• [Information provided]
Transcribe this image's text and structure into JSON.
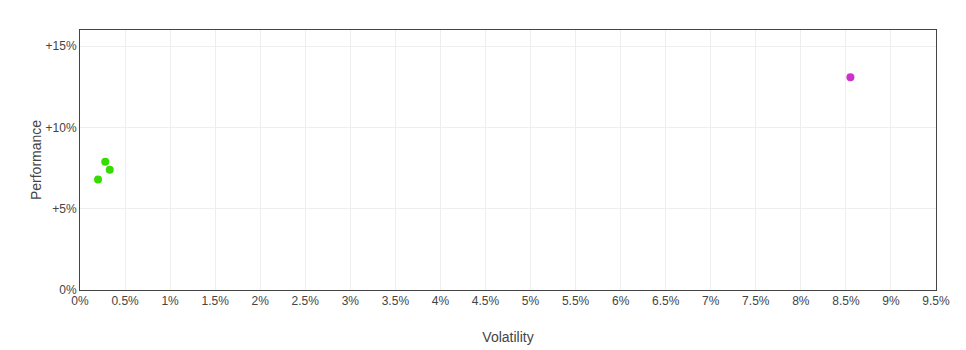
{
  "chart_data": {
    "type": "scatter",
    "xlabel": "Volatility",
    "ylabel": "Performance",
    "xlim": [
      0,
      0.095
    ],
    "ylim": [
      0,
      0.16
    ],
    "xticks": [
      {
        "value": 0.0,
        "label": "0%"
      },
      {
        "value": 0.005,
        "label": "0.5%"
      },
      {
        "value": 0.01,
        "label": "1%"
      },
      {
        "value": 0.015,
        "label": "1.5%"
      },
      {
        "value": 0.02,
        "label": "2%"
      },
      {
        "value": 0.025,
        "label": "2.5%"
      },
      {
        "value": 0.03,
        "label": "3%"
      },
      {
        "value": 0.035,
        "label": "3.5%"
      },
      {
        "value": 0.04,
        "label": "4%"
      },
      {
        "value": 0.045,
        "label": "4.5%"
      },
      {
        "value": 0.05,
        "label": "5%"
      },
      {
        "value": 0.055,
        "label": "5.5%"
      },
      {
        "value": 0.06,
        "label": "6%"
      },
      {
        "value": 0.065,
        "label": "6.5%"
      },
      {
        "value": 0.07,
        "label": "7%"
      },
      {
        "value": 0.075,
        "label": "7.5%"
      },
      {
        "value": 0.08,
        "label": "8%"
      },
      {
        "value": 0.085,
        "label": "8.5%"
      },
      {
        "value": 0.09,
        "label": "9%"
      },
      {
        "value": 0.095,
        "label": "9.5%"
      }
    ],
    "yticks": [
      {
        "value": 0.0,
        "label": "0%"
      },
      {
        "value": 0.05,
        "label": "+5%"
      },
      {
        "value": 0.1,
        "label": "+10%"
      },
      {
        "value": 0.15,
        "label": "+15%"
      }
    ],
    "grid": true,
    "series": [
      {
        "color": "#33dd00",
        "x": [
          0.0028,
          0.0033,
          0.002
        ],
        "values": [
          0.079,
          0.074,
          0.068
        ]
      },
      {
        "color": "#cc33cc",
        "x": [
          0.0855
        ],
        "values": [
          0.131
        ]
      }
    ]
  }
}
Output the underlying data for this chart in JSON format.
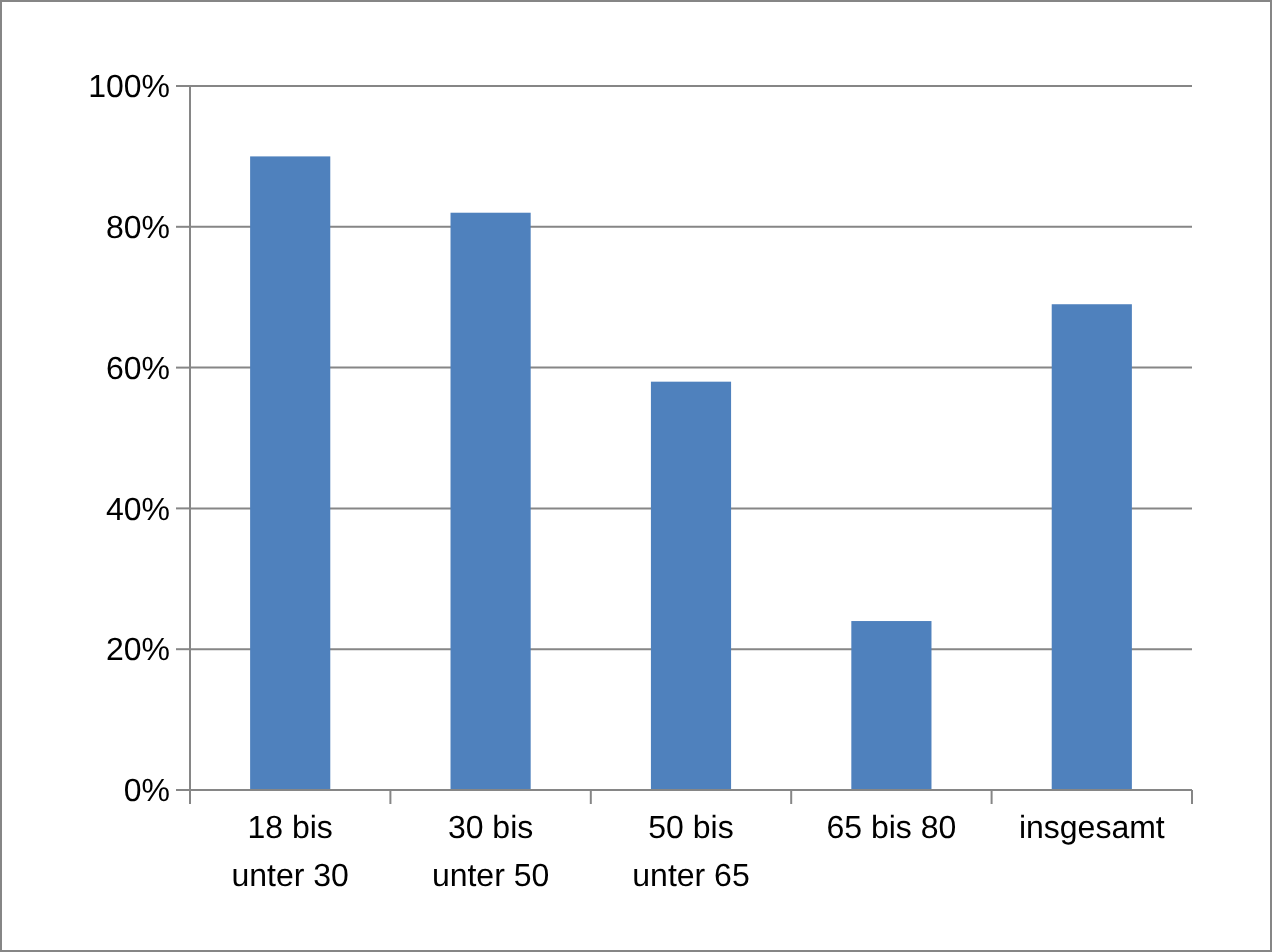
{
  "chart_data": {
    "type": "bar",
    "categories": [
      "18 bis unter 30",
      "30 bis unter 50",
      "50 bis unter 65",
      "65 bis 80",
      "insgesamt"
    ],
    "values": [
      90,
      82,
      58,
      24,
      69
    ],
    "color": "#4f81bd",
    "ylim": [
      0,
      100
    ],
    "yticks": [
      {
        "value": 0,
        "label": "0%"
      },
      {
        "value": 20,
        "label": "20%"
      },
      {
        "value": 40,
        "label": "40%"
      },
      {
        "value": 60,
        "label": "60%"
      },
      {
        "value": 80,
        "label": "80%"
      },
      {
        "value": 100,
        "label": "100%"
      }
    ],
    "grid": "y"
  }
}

• [The problem]
Print each entry shown above with exact wording and no pictures.

• [Response to this exercise]
Transcribe this image's text and structure into JSON.
{
  "chart_data": {
    "type": "scatter",
    "xlabel": "Volatility",
    "ylabel": "Performance",
    "xlim": [
      0,
      0.095
    ],
    "ylim": [
      0,
      0.16
    ],
    "xticks": [
      {
        "value": 0.0,
        "label": "0%"
      },
      {
        "value": 0.005,
        "label": "0.5%"
      },
      {
        "value": 0.01,
        "label": "1%"
      },
      {
        "value": 0.015,
        "label": "1.5%"
      },
      {
        "value": 0.02,
        "label": "2%"
      },
      {
        "value": 0.025,
        "label": "2.5%"
      },
      {
        "value": 0.03,
        "label": "3%"
      },
      {
        "value": 0.035,
        "label": "3.5%"
      },
      {
        "value": 0.04,
        "label": "4%"
      },
      {
        "value": 0.045,
        "label": "4.5%"
      },
      {
        "value": 0.05,
        "label": "5%"
      },
      {
        "value": 0.055,
        "label": "5.5%"
      },
      {
        "value": 0.06,
        "label": "6%"
      },
      {
        "value": 0.065,
        "label": "6.5%"
      },
      {
        "value": 0.07,
        "label": "7%"
      },
      {
        "value": 0.075,
        "label": "7.5%"
      },
      {
        "value": 0.08,
        "label": "8%"
      },
      {
        "value": 0.085,
        "label": "8.5%"
      },
      {
        "value": 0.09,
        "label": "9%"
      },
      {
        "value": 0.095,
        "label": "9.5%"
      }
    ],
    "yticks": [
      {
        "value": 0.0,
        "label": "0%"
      },
      {
        "value": 0.05,
        "label": "+5%"
      },
      {
        "value": 0.1,
        "label": "+10%"
      },
      {
        "value": 0.15,
        "label": "+15%"
      }
    ],
    "grid": true,
    "series": [
      {
        "color": "#33dd00",
        "x": [
          0.0028,
          0.0033,
          0.002
        ],
        "values": [
          0.079,
          0.074,
          0.068
        ]
      },
      {
        "color": "#cc33cc",
        "x": [
          0.0855
        ],
        "values": [
          0.131
        ]
      }
    ]
  }
}
Output the underlying data for this chart in JSON format.
{
  "chart_data": {
    "type": "bar",
    "categories": [
      "18 bis unter 30",
      "30 bis unter 50",
      "50 bis unter 65",
      "65 bis 80",
      "insgesamt"
    ],
    "values": [
      90,
      82,
      58,
      24,
      69
    ],
    "color": "#4f81bd",
    "ylim": [
      0,
      100
    ],
    "yticks": [
      {
        "value": 0,
        "label": "0%"
      },
      {
        "value": 20,
        "label": "20%"
      },
      {
        "value": 40,
        "label": "40%"
      },
      {
        "value": 60,
        "label": "60%"
      },
      {
        "value": 80,
        "label": "80%"
      },
      {
        "value": 100,
        "label": "100%"
      }
    ],
    "grid": "y"
  }
}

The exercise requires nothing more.